## Dataset records

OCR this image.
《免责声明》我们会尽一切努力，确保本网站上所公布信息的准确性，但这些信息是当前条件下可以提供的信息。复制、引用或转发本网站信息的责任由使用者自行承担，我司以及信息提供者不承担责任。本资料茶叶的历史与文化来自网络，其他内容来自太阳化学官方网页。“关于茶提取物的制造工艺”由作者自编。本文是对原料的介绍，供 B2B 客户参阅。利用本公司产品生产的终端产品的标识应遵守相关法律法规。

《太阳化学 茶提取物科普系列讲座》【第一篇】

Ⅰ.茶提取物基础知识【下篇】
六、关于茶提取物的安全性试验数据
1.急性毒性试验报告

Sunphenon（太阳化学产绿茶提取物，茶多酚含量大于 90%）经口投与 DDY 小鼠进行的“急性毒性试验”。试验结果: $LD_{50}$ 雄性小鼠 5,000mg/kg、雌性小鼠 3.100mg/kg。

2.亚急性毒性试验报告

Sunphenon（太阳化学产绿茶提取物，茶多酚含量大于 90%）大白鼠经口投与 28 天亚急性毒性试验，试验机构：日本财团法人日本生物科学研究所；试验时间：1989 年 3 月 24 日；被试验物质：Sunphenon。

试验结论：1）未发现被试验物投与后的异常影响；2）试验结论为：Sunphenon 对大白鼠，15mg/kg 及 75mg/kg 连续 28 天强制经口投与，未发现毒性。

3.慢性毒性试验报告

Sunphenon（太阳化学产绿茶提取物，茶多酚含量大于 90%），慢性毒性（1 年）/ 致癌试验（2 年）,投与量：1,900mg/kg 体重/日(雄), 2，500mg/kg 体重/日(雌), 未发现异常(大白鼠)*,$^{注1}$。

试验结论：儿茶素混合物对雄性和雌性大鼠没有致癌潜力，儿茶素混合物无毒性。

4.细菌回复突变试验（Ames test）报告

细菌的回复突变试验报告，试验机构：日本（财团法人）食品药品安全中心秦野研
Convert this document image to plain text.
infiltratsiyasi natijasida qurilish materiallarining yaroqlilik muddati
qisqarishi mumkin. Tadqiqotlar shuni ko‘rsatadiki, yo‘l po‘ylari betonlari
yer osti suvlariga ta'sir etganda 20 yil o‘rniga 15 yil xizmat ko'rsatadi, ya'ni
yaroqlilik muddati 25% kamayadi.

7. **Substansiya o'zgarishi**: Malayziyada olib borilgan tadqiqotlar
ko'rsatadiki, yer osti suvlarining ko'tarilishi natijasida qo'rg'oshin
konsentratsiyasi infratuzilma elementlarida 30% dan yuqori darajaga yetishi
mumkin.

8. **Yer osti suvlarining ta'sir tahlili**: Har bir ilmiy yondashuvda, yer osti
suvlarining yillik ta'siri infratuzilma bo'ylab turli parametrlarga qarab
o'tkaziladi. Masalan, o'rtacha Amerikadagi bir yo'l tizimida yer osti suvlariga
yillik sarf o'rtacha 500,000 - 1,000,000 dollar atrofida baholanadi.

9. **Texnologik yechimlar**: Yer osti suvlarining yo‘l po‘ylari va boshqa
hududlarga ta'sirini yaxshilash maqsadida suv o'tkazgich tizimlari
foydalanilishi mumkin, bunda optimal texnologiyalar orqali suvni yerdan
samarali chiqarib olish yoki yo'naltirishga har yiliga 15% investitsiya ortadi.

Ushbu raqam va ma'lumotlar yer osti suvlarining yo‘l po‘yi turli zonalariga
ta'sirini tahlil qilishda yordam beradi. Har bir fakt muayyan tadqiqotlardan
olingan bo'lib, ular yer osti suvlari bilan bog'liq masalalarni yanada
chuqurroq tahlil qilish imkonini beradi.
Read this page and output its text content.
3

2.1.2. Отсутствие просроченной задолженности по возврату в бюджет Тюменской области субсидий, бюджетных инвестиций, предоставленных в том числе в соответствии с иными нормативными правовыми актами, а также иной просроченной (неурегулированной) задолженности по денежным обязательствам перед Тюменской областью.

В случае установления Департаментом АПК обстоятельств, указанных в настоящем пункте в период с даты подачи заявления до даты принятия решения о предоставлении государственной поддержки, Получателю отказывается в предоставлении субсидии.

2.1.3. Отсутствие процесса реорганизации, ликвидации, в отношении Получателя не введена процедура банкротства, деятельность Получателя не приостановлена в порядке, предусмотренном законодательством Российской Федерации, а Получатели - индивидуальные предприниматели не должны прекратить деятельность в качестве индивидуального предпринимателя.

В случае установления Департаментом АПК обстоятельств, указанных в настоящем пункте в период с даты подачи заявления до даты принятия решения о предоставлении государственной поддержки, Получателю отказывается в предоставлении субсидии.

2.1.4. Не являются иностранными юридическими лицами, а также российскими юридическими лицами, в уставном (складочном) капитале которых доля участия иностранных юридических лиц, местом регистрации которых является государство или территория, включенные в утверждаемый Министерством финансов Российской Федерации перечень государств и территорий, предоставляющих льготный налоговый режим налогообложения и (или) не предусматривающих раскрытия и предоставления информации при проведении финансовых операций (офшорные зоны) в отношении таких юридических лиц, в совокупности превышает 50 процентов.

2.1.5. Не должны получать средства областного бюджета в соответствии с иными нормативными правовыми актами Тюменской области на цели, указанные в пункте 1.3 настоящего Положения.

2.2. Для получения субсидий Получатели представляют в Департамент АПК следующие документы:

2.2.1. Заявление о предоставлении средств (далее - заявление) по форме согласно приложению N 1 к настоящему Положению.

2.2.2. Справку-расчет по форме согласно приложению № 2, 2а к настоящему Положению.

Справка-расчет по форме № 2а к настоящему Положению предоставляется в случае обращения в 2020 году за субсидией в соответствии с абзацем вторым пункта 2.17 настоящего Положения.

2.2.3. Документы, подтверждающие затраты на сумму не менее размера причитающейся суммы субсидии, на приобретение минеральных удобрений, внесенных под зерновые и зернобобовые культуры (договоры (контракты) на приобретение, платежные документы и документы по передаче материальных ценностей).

## Directions for this task
Once more, set down the full listing, verbatim.

## The reply
OCR this image.
《免责声明》我们会尽一切努力，确保本网站上所公布信息的准确性，但这些信息是当前条件下可以提供的信息。复制、引用或转发本网站信息的责任由使用者自行承担，我司以及信息提供者不承担责任。本资料茶叶的历史与文化来自网络，其他内容来自太阳化学官方网页。“关于茶提取物的制造工艺”由作者自编。本文是对原料的介绍，供 B2B 客户参阅。利用本公司产品生产的终端产品的标识应遵守相关法律法规。

《太阳化学 茶提取物科普系列讲座》【第一篇】

Ⅰ.茶提取物基础知识【下篇】
六、关于茶提取物的安全性试验数据
1.急性毒性试验报告

Sunphenon（太阳化学产绿茶提取物，茶多酚含量大于 90%）经口投与 DDY 小鼠进行的“急性毒性试验”。试验结果: $LD_{50}$ 雄性小鼠 5,000mg/kg、雌性小鼠 3.100mg/kg。

2.亚急性毒性试验报告

Sunphenon（太阳化学产绿茶提取物，茶多酚含量大于 90%）大白鼠经口投与 28 天亚急性毒性试验，试验机构：日本财团法人日本生物科学研究所；试验时间：1989 年 3 月 24 日；被试验物质：Sunphenon。

试验结论：1）未发现被试验物投与后的异常影响；2）试验结论为：Sunphenon 对大白鼠，15mg/kg 及 75mg/kg 连续 28 天强制经口投与，未发现毒性。

3.慢性毒性试验报告

Sunphenon（太阳化学产绿茶提取物，茶多酚含量大于 90%），慢性毒性（1 年）/ 致癌试验（2 年）,投与量：1,900mg/kg 体重/日(雄), 2，500mg/kg 体重/日(雌), 未发现异常(大白鼠)*,$^{注1}$。

试验结论：儿茶素混合物对雄性和雌性大鼠没有致癌潜力，儿茶素混合物无毒性。

4.细菌回复突变试验（Ames test）报告

细菌的回复突变试验报告，试验机构：日本（财团法人）食品药品安全中心秦野研
Convert this document image to plain text.
infiltratsiyasi natijasida qurilish materiallarining yaroqlilik muddati
qisqarishi mumkin. Tadqiqotlar shuni ko‘rsatadiki, yo‘l po‘ylari betonlari
yer osti suvlariga ta'sir etganda 20 yil o‘rniga 15 yil xizmat ko'rsatadi, ya'ni
yaroqlilik muddati 25% kamayadi.

7. **Substansiya o'zgarishi**: Malayziyada olib borilgan tadqiqotlar
ko'rsatadiki, yer osti suvlarining ko'tarilishi natijasida qo'rg'oshin
konsentratsiyasi infratuzilma elementlarida 30% dan yuqori darajaga yetishi
mumkin.

8. **Yer osti suvlarining ta'sir tahlili**: Har bir ilmiy yondashuvda, yer osti
suvlarining yillik ta'siri infratuzilma bo'ylab turli parametrlarga qarab
o'tkaziladi. Masalan, o'rtacha Amerikadagi bir yo'l tizimida yer osti suvlariga
yillik sarf o'rtacha 500,000 - 1,000,000 dollar atrofida baholanadi.

9. **Texnologik yechimlar**: Yer osti suvlarining yo‘l po‘ylari va boshqa
hududlarga ta'sirini yaxshilash maqsadida suv o'tkazgich tizimlari
foydalanilishi mumkin, bunda optimal texnologiyalar orqali suvni yerdan
samarali chiqarib olish yoki yo'naltirishga har yiliga 15% investitsiya ortadi.

Ushbu raqam va ma'lumotlar yer osti suvlarining yo‘l po‘yi turli zonalariga
ta'sirini tahlil qilishda yordam beradi. Har bir fakt muayyan tadqiqotlardan
olingan bo'lib, ular yer osti suvlari bilan bog'liq masalalarni yanada
chuqurroq tahlil qilish imkonini beradi.
Read this page and output its text content.
3

2.1.2. Отсутствие просроченной задолженности по возврату в бюджет Тюменской области субсидий, бюджетных инвестиций, предоставленных в том числе в соответствии с иными нормативными правовыми актами, а также иной просроченной (неурегулированной) задолженности по денежным обязательствам перед Тюменской областью.

В случае установления Департаментом АПК обстоятельств, указанных в настоящем пункте в период с даты подачи заявления до даты принятия решения о предоставлении государственной поддержки, Получателю отказывается в предоставлении субсидии.

2.1.3. Отсутствие процесса реорганизации, ликвидации, в отношении Получателя не введена процедура банкротства, деятельность Получателя не приостановлена в порядке, предусмотренном законодательством Российской Федерации, а Получатели - индивидуальные предприниматели не должны прекратить деятельность в качестве индивидуального предпринимателя.

В случае установления Департаментом АПК обстоятельств, указанных в настоящем пункте в период с даты подачи заявления до даты принятия решения о предоставлении государственной поддержки, Получателю отказывается в предоставлении субсидии.

2.1.4. Не являются иностранными юридическими лицами, а также российскими юридическими лицами, в уставном (складочном) капитале которых доля участия иностранных юридических лиц, местом регистрации которых является государство или территория, включенные в утверждаемый Министерством финансов Российской Федерации перечень государств и территорий, предоставляющих льготный налоговый режим налогообложения и (или) не предусматривающих раскрытия и предоставления информации при проведении финансовых операций (офшорные зоны) в отношении таких юридических лиц, в совокупности превышает 50 процентов.

2.1.5. Не должны получать средства областного бюджета в соответствии с иными нормативными правовыми актами Тюменской области на цели, указанные в пункте 1.3 настоящего Положения.

2.2. Для получения субсидий Получатели представляют в Департамент АПК следующие документы:

2.2.1. Заявление о предоставлении средств (далее - заявление) по форме согласно приложению N 1 к настоящему Положению.

2.2.2. Справку-расчет по форме согласно приложению № 2, 2а к настоящему Положению.

Справка-расчет по форме № 2а к настоящему Положению предоставляется в случае обращения в 2020 году за субсидией в соответствии с абзацем вторым пункта 2.17 настоящего Положения.

2.2.3. Документы, подтверждающие затраты на сумму не менее размера причитающейся суммы субсидии, на приобретение минеральных удобрений, внесенных под зерновые и зернобобовые культуры (договоры (контракты) на приобретение, платежные документы и документы по передаче материальных ценностей).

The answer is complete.